Available data ▸
.....

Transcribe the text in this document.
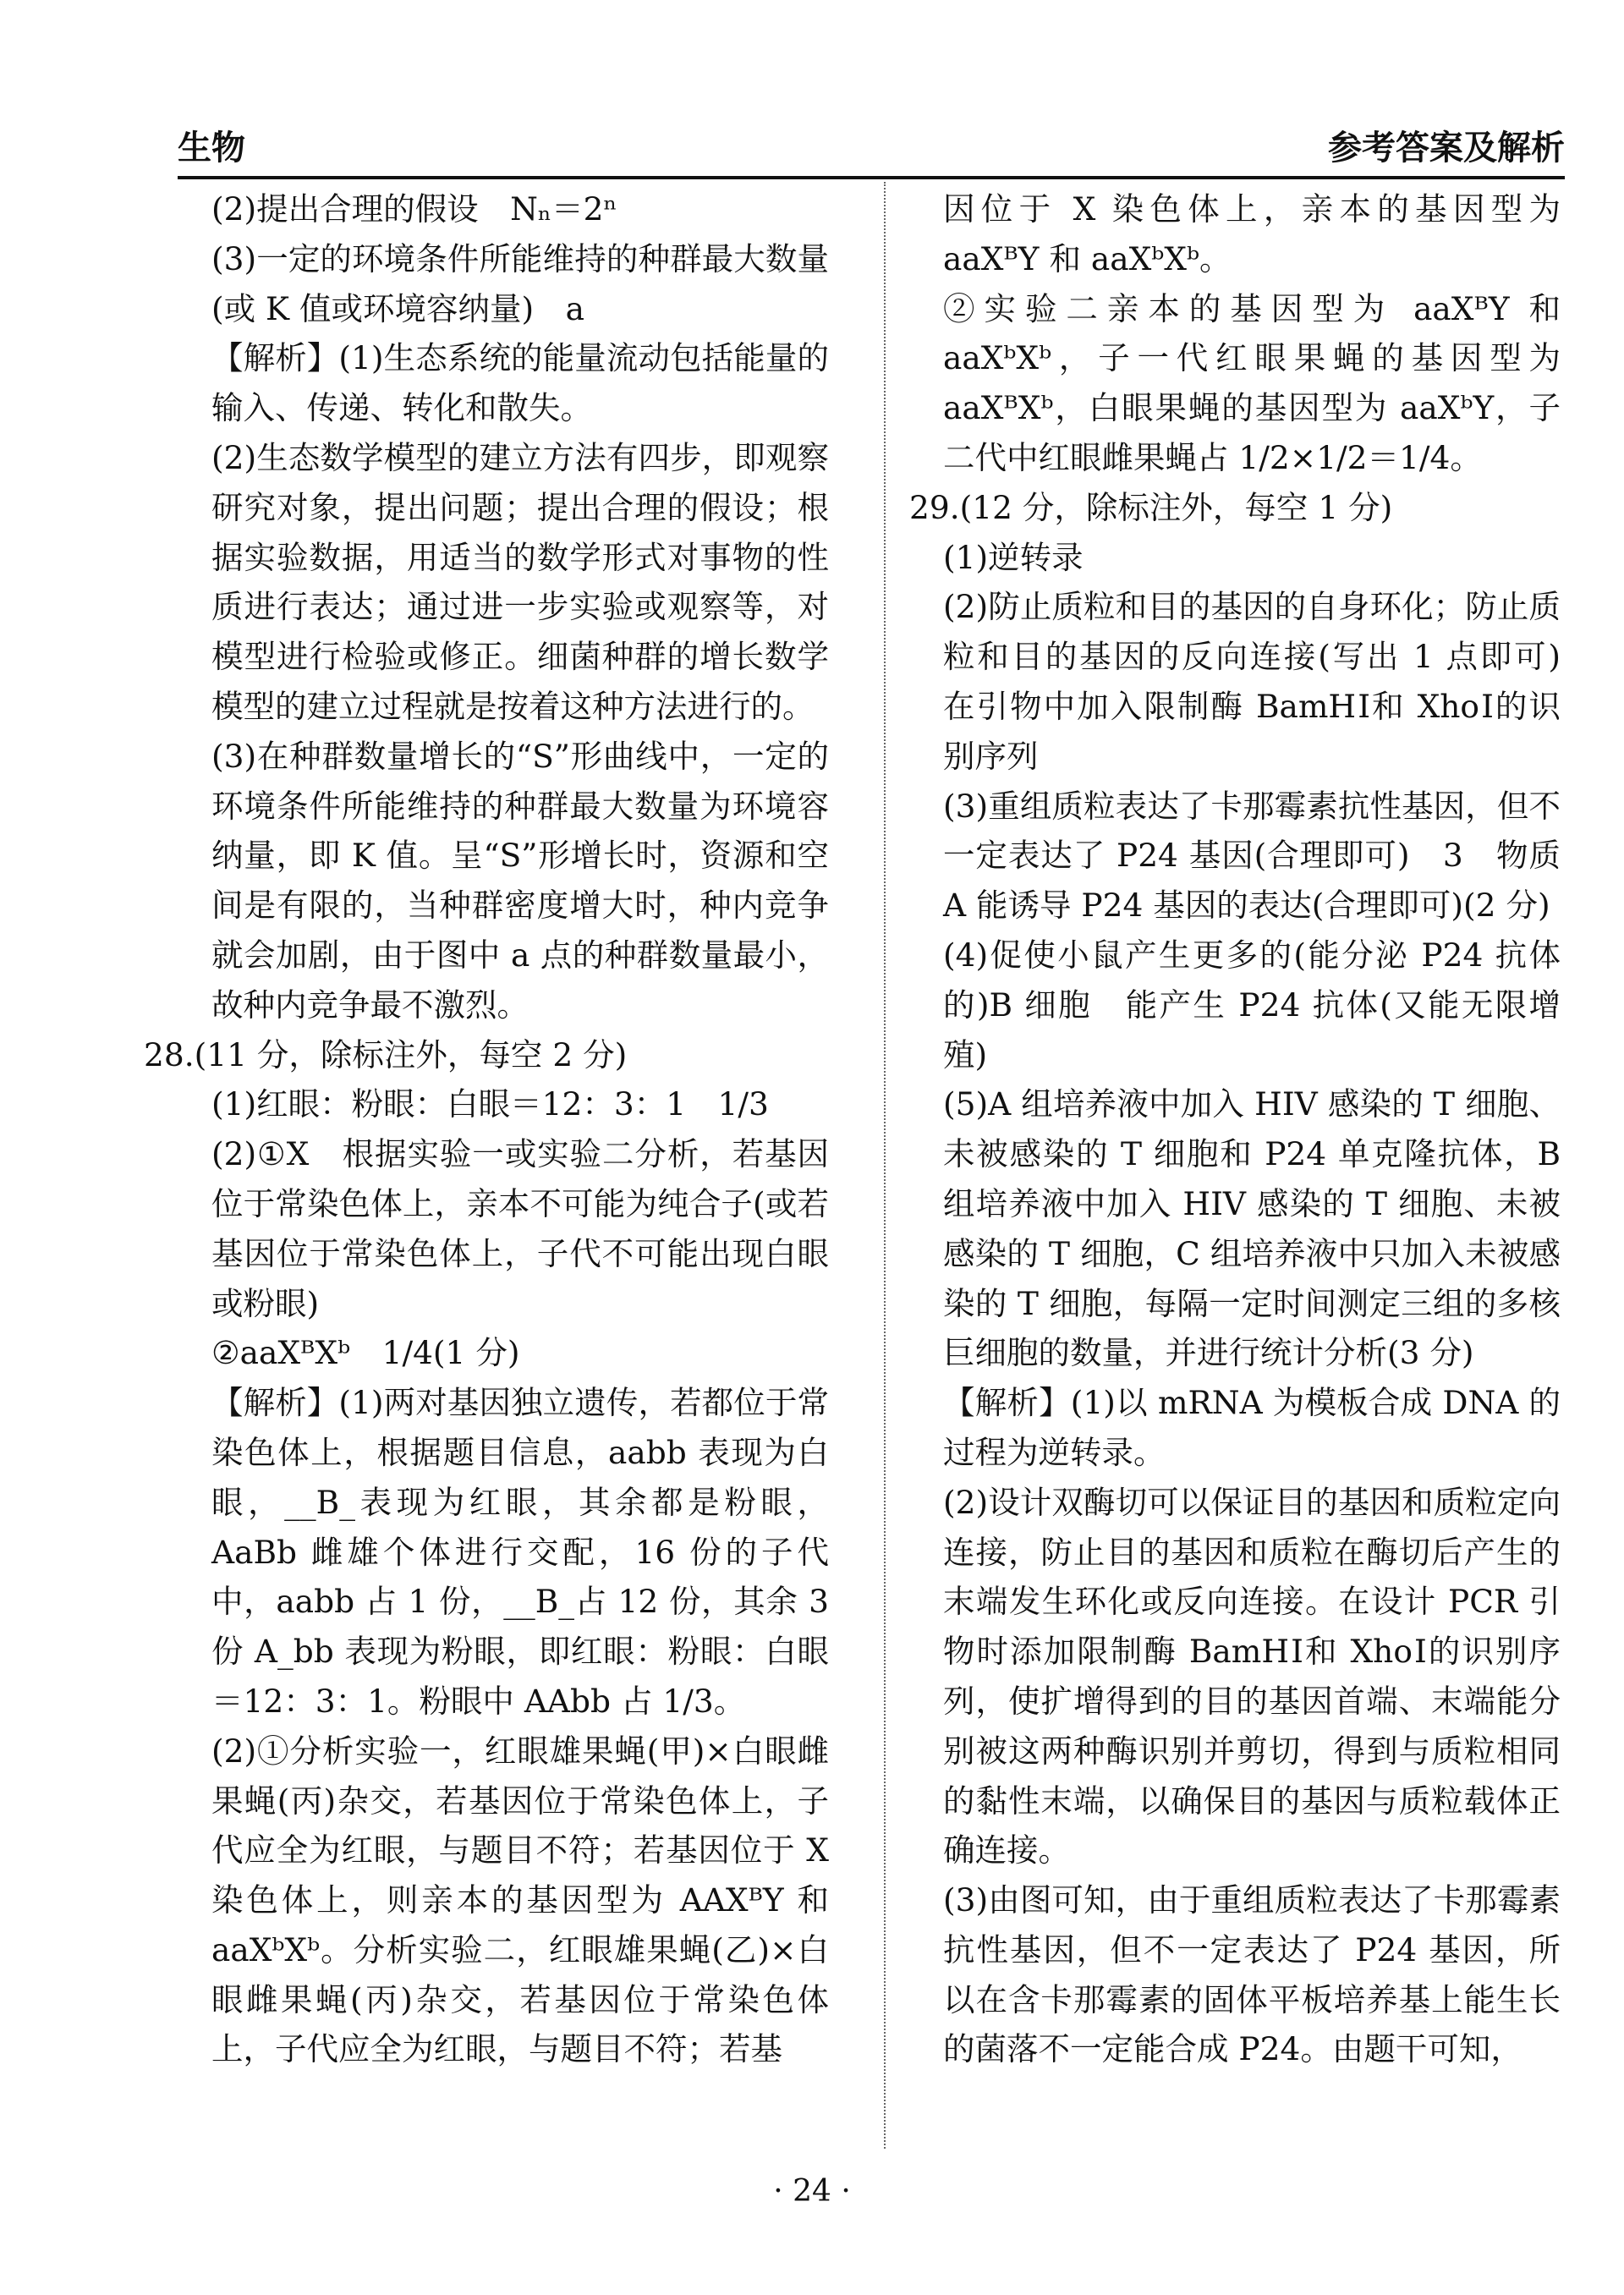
生物	参考答案及解析

(2)提出合理的假设　Nₙ＝2ⁿ

(3)一定的环境条件所能维持的种群最大数量(或 K 值或环境容纳量)　a

【解析】(1)生态系统的能量流动包括能量的输入、传递、转化和散失。

(2)生态数学模型的建立方法有四步，即观察研究对象，提出问题；提出合理的假设；根据实验数据，用适当的数学形式对事物的性质进行表达；通过进一步实验或观察等，对模型进行检验或修正。细菌种群的增长数学模型的建立过程就是按着这种方法进行的。

(3)在种群数量增长的“S”形曲线中，一定的环境条件所能维持的种群最大数量为环境容纳量，即 K 值。呈“S”形增长时，资源和空间是有限的，当种群密度增大时，种内竞争就会加剧，由于图中 a 点的种群数量最小，故种内竞争最不激烈。

28.(11 分，除标注外，每空 2 分)

(1)红眼：粉眼：白眼＝12：3：1　1/3

(2)①X　根据实验一或实验二分析，若基因位于常染色体上，亲本不可能为纯合子(或若基因位于常染色体上，子代不可能出现白眼或粉眼)

②aaXᴮXᵇ　1/4(1 分)

【解析】(1)两对基因独立遗传，若都位于常染色体上，根据题目信息，aabb 表现为白眼，__B_表现为红眼，其余都是粉眼，AaBb 雌雄个体进行交配，16 份的子代中，aabb 占 1 份，__B_占 12 份，其余 3 份 A_bb 表现为粉眼，即红眼：粉眼：白眼＝12：3：1。粉眼中 AAbb 占 1/3。

(2)①分析实验一，红眼雄果蝇(甲)×白眼雌果蝇(丙)杂交，若基因位于常染色体上，子代应全为红眼，与题目不符；若基因位于 X 染色体上，则亲本的基因型为 AAXᴮY 和 aaXᵇXᵇ。分析实验二，红眼雄果蝇(乙)×白眼雌果蝇(丙)杂交，若基因位于常染色体上，子代应全为红眼，与题目不符；若基

因位于 X 染色体上，亲本的基因型为 aaXᴮY 和 aaXᵇXᵇ。

②实验二亲本的基因型为 aaXᴮY 和 aaXᵇXᵇ，子一代红眼果蝇的基因型为 aaXᴮXᵇ，白眼果蝇的基因型为 aaXᵇY，子二代中红眼雌果蝇占 1/2×1/2＝1/4。

29.(12 分，除标注外，每空 1 分)

(1)逆转录

(2)防止质粒和目的基因的自身环化；防止质粒和目的基因的反向连接(写出 1 点即可)　在引物中加入限制酶 BamHⅠ和 XhoⅠ的识别序列

(3)重组质粒表达了卡那霉素抗性基因，但不一定表达了 P24 基因(合理即可)　3　物质 A 能诱导 P24 基因的表达(合理即可)(2 分)

(4)促使小鼠产生更多的(能分泌 P24 抗体的)B 细胞　能产生 P24 抗体(又能无限增殖)

(5)A 组培养液中加入 HIV 感染的 T 细胞、未被感染的 T 细胞和 P24 单克隆抗体，B 组培养液中加入 HIV 感染的 T 细胞、未被感染的 T 细胞，C 组培养液中只加入未被感染的 T 细胞，每隔一定时间测定三组的多核巨细胞的数量，并进行统计分析(3 分)

【解析】(1)以 mRNA 为模板合成 DNA 的过程为逆转录。

(2)设计双酶切可以保证目的基因和质粒定向连接，防止目的基因和质粒在酶切后产生的末端发生环化或反向连接。在设计 PCR 引物时添加限制酶 BamHⅠ和 XhoⅠ的识别序列，使扩增得到的目的基因首端、末端能分别被这两种酶识别并剪切，得到与质粒相同的黏性末端，以确保目的基因与质粒载体正确连接。

(3)由图可知，由于重组质粒表达了卡那霉素抗性基因，但不一定表达了 P24 基因，所以在含卡那霉素的固体平板培养基上能生长的菌落不一定能合成 P24。由题干可知，

· 24 ·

.....

What you are asked to do ▸ Across the records, count the lines holding the string "若基因位于常染色体上". Give the number and stop.

Solution to this problem ▸ 2